+++ Data +++

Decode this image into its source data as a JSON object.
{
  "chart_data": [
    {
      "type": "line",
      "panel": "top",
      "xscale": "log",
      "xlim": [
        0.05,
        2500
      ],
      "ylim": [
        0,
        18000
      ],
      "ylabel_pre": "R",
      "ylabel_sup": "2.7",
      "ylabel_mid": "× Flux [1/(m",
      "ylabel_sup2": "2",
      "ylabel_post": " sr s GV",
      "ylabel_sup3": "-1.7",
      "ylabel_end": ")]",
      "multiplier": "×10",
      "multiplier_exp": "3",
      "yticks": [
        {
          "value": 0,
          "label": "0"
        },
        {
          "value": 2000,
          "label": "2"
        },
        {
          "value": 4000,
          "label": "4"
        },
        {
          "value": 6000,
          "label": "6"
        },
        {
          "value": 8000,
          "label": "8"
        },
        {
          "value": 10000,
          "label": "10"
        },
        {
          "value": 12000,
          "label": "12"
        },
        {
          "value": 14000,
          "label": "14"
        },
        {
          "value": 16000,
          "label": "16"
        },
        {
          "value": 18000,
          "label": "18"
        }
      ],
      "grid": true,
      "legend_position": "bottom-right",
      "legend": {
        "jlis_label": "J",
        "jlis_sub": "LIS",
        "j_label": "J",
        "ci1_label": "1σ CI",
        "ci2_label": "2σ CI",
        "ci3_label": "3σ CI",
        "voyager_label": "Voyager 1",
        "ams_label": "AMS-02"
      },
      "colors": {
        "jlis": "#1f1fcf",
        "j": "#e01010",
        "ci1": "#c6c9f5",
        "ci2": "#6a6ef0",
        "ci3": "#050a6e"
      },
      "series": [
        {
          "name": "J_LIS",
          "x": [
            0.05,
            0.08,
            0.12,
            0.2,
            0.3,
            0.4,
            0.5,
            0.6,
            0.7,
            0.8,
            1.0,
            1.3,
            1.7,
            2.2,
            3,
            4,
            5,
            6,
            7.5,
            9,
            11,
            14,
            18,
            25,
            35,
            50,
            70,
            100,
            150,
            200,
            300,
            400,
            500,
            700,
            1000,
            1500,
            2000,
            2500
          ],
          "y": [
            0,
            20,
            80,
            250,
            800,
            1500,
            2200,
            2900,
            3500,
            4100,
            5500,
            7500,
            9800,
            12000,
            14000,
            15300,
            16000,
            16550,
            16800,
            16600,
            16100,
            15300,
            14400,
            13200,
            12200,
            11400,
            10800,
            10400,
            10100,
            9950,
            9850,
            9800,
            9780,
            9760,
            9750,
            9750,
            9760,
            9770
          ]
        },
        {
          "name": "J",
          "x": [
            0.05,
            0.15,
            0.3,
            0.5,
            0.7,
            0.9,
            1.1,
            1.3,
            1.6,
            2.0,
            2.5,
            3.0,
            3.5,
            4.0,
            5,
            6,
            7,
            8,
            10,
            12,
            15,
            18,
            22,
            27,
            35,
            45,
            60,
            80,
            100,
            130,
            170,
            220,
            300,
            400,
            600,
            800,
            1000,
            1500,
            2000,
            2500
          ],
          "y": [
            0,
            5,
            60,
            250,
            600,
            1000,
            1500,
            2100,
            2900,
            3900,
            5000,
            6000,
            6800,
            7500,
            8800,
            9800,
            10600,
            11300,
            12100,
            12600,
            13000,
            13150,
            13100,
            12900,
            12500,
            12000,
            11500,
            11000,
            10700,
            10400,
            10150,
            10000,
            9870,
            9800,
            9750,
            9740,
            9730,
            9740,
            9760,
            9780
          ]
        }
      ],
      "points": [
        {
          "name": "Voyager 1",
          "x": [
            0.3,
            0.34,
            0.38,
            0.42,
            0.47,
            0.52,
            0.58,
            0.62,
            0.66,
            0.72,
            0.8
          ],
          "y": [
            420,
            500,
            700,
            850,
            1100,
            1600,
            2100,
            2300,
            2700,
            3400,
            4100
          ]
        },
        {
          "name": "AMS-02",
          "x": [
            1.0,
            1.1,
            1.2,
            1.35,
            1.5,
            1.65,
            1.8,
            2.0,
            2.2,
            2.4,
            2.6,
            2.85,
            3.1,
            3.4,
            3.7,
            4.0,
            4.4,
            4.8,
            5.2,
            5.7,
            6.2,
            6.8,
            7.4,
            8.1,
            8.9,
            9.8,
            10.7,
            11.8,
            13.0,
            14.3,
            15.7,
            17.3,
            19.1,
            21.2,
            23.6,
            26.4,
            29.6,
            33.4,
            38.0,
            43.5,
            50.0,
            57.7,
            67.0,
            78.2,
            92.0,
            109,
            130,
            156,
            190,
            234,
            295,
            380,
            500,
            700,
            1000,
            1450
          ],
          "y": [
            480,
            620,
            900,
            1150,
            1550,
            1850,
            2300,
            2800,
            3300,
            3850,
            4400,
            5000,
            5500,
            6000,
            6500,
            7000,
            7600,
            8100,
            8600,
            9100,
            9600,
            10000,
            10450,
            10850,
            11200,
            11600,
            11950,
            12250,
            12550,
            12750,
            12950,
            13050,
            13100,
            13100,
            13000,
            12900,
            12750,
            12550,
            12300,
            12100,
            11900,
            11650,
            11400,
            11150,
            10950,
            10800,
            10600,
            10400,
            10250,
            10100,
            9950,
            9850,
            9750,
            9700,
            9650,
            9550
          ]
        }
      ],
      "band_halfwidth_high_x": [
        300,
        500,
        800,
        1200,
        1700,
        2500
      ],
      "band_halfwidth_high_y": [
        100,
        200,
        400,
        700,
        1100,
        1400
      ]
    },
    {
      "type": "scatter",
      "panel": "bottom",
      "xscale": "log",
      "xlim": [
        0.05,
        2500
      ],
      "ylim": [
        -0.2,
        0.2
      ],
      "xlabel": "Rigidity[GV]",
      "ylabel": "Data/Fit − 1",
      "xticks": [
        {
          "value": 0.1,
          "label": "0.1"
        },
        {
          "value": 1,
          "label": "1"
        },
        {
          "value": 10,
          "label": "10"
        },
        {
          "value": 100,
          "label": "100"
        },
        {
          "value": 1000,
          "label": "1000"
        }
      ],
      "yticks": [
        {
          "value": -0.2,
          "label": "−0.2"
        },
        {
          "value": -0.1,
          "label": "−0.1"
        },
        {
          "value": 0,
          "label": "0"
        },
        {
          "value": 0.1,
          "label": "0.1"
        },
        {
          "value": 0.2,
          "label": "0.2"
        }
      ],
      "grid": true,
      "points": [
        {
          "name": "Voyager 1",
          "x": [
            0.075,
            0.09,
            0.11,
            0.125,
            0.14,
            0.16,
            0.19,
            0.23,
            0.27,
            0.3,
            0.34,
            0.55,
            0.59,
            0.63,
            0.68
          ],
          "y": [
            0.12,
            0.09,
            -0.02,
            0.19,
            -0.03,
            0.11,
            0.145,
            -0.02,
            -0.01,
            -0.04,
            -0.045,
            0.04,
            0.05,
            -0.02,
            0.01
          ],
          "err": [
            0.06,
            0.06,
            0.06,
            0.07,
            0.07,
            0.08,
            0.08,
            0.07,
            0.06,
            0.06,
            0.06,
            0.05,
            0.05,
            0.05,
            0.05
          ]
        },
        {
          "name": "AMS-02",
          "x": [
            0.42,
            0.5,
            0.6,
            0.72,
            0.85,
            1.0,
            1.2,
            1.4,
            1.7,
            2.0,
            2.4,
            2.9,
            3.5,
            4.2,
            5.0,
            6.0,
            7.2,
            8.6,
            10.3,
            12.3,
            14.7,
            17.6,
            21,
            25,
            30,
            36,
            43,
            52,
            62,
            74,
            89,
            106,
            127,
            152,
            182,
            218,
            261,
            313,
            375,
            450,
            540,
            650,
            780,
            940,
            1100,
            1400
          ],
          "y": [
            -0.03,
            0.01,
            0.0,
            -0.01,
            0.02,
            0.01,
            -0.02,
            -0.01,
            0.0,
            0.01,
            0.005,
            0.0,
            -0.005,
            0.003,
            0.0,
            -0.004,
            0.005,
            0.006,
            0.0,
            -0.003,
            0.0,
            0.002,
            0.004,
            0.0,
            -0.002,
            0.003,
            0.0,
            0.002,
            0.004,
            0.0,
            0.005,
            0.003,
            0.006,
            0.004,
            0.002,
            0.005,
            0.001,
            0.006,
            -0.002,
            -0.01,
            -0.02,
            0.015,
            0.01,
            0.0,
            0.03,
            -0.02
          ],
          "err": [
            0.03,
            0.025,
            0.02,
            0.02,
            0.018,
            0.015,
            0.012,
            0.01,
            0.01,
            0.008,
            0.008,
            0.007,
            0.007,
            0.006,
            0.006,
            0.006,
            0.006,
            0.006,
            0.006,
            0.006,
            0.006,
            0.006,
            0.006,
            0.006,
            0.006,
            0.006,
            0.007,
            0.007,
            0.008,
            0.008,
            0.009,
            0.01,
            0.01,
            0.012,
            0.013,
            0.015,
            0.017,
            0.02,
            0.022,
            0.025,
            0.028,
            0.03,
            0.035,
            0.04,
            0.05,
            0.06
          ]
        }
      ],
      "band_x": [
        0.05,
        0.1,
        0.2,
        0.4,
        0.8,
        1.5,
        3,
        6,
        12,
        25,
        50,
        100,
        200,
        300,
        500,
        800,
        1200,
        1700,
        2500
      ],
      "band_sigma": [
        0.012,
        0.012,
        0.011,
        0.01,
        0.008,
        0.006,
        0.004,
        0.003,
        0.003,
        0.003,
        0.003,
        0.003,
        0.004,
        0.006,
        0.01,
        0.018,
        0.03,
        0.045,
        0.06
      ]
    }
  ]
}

+++

• _Set task_
Using the listing above, pick out each line that contains the word "bottom", then copy it.

• _Response to this exercise_
      "legend_position": "bottom-right",
      "panel": "bottom",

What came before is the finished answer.